## [EXERCISE]
Search the listing below for the word "document" and copy each line that holds it.
%%
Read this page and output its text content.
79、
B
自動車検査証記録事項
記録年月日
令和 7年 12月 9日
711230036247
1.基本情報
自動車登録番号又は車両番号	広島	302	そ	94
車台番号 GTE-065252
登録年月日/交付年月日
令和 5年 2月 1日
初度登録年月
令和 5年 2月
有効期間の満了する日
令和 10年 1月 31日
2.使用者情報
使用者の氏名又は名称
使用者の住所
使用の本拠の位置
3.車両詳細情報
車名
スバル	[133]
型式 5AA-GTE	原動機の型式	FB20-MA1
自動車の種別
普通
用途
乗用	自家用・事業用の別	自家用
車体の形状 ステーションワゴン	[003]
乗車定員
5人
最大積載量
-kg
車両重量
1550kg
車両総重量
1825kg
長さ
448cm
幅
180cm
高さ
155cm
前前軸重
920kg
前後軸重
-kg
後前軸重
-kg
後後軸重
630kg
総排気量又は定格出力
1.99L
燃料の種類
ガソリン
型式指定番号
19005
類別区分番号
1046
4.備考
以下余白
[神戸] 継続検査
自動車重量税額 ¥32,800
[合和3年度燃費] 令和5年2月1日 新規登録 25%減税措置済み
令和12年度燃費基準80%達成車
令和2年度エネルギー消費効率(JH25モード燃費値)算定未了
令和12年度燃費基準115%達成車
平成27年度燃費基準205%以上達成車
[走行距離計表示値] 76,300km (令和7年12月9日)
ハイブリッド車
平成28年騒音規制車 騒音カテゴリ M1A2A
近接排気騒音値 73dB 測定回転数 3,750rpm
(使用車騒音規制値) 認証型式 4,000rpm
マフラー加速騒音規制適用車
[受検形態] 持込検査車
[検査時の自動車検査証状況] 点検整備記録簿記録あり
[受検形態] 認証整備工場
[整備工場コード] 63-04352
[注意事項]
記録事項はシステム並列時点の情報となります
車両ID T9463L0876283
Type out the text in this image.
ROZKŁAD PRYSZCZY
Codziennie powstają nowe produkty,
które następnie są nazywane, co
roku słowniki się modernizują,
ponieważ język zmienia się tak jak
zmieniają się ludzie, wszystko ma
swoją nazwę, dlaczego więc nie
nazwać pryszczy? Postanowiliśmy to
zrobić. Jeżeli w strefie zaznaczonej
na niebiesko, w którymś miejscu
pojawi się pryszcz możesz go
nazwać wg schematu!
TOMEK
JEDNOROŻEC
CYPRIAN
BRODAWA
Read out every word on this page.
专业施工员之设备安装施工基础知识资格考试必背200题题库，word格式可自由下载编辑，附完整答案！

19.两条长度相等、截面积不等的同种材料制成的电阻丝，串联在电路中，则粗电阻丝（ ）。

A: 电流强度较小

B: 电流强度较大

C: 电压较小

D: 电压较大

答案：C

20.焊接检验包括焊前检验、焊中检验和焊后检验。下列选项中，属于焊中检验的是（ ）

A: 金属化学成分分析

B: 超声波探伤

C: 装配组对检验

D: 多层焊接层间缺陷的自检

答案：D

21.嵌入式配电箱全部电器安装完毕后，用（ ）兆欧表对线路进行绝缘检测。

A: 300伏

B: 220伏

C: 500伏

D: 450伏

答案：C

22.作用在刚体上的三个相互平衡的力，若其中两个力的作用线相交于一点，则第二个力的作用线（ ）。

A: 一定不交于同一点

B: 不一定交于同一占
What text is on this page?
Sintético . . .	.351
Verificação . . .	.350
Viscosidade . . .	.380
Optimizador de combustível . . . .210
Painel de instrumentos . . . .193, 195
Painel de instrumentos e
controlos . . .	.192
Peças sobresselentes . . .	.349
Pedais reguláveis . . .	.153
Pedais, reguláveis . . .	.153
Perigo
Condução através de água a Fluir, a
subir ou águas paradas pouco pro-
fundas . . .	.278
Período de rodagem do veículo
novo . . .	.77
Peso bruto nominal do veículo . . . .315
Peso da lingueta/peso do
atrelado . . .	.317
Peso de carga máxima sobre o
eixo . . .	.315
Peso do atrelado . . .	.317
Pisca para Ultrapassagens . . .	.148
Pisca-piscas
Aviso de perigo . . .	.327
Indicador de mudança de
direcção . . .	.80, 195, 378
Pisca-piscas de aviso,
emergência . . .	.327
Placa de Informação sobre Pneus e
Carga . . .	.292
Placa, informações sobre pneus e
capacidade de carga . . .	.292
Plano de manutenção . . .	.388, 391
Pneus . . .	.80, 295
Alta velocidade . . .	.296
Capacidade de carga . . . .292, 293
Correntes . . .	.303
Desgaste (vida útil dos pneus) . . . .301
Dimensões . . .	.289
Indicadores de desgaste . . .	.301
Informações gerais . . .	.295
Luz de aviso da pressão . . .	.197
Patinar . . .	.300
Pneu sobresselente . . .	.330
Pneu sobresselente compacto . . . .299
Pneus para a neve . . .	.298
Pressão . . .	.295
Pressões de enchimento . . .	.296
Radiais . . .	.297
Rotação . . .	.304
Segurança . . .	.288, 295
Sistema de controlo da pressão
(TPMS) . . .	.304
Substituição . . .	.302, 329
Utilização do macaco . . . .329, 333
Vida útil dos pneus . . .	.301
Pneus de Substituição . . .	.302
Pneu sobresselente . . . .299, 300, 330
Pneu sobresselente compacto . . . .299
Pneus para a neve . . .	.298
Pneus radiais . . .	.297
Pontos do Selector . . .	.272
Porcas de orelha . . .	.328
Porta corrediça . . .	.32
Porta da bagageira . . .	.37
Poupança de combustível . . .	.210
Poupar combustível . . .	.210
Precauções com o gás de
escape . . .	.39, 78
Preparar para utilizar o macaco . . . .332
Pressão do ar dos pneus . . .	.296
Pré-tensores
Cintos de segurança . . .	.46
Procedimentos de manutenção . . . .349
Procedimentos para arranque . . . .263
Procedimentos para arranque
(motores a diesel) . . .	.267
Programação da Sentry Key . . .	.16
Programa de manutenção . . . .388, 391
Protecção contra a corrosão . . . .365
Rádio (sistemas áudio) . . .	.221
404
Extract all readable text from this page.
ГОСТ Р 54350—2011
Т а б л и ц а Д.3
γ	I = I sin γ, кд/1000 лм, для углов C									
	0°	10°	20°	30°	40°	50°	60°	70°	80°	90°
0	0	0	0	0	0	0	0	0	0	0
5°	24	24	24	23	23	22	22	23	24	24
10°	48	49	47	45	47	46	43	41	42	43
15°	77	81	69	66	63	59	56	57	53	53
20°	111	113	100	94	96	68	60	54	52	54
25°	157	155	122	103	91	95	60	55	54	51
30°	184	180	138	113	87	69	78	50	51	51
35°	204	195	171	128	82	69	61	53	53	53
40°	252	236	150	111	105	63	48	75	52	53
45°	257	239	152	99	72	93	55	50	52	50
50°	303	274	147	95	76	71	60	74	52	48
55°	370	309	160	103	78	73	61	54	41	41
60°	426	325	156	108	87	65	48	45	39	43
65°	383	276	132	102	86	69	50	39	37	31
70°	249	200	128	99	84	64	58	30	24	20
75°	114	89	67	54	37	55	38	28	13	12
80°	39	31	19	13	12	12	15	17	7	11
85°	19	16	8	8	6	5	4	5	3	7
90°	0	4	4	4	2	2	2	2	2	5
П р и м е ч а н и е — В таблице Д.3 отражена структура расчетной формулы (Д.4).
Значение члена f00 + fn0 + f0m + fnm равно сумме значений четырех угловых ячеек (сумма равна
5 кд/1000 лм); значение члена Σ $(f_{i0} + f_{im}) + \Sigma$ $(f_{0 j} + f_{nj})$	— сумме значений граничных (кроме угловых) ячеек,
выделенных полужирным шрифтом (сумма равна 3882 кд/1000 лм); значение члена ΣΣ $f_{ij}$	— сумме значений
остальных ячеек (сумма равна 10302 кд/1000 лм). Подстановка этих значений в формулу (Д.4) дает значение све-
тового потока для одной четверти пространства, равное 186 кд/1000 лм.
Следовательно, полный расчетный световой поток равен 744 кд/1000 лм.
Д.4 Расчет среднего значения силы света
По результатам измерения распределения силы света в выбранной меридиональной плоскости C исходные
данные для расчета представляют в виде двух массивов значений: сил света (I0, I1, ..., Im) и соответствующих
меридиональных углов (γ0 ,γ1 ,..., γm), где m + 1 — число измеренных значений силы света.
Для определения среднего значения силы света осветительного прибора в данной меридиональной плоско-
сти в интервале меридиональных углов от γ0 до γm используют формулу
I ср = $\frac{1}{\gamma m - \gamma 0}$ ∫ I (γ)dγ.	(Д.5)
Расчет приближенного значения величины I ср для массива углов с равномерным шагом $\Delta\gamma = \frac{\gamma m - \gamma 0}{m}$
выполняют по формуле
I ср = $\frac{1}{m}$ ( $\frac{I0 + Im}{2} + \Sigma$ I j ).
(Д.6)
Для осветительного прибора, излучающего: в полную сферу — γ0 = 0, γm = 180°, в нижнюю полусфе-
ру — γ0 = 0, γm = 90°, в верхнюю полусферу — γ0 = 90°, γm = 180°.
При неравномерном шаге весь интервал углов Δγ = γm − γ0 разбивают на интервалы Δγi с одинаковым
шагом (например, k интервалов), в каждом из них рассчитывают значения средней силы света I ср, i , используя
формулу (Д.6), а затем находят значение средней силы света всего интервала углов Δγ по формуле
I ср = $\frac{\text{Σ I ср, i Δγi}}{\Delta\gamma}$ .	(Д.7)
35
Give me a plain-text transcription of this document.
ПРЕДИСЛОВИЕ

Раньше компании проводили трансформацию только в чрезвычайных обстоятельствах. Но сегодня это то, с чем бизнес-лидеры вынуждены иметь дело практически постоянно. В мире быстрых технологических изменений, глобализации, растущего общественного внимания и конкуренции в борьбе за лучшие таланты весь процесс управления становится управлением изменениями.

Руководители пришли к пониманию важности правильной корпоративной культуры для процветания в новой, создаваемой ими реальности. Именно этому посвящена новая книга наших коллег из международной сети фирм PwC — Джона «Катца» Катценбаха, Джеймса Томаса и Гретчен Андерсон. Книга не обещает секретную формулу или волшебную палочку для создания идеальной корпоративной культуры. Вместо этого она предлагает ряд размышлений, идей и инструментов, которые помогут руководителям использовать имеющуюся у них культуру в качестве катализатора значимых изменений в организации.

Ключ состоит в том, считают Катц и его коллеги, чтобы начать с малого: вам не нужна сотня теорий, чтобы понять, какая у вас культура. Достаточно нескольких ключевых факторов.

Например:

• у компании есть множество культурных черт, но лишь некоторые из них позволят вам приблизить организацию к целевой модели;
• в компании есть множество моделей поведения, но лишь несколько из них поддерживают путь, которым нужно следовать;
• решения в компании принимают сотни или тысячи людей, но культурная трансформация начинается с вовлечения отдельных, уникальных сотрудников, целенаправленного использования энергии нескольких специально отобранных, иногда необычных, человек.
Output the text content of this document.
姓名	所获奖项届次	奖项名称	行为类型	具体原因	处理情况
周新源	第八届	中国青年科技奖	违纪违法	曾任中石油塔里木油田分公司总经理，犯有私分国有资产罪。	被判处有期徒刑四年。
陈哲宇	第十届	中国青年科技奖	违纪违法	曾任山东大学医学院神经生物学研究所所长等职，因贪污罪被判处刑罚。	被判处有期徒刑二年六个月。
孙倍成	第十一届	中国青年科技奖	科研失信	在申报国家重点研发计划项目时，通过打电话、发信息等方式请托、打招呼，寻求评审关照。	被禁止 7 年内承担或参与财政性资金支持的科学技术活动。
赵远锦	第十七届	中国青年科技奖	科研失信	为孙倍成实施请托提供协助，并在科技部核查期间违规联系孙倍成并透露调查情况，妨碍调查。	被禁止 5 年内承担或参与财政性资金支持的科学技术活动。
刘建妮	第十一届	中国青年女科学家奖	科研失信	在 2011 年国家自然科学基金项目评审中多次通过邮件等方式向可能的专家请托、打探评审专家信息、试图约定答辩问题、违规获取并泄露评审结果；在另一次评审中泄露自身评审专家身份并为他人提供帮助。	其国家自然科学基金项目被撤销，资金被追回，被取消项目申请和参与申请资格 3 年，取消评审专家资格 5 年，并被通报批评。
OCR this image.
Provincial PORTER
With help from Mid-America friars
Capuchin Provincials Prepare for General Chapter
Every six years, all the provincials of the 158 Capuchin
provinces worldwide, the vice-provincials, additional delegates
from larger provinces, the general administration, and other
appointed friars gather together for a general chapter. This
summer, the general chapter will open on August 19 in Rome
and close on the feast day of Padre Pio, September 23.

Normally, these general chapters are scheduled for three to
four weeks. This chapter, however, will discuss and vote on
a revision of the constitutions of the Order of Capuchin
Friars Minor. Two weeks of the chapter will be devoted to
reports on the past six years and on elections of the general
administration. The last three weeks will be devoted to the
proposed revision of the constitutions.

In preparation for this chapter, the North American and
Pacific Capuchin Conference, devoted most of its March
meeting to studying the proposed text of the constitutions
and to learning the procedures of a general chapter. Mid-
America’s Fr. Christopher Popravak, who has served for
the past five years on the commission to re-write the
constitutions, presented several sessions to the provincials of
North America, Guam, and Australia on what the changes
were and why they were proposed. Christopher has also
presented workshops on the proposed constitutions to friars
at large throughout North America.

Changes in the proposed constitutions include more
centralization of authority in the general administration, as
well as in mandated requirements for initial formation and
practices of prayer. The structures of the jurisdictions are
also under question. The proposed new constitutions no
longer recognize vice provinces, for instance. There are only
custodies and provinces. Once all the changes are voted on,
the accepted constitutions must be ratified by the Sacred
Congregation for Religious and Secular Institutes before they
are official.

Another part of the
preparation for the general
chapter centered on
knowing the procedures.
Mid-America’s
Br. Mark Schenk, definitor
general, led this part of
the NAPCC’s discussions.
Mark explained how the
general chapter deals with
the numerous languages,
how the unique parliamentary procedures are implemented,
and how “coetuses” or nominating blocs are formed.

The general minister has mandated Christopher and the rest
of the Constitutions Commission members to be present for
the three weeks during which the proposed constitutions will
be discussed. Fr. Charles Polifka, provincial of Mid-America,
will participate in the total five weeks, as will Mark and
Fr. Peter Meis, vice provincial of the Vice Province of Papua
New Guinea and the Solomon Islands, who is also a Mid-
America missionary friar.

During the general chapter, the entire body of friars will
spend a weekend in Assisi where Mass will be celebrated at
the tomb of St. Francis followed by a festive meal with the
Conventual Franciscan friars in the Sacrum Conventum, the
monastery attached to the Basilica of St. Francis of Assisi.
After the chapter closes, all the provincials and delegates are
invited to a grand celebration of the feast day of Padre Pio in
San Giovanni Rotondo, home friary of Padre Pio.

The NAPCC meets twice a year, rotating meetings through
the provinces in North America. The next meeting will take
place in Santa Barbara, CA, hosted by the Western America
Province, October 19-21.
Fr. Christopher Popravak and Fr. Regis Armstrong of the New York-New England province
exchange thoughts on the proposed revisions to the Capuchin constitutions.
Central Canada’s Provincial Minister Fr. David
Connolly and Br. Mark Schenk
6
%%
## [ANSWER FOR THIS EXERCISE]
Give me a plain-text transcription of this document.
Output the text content of this document.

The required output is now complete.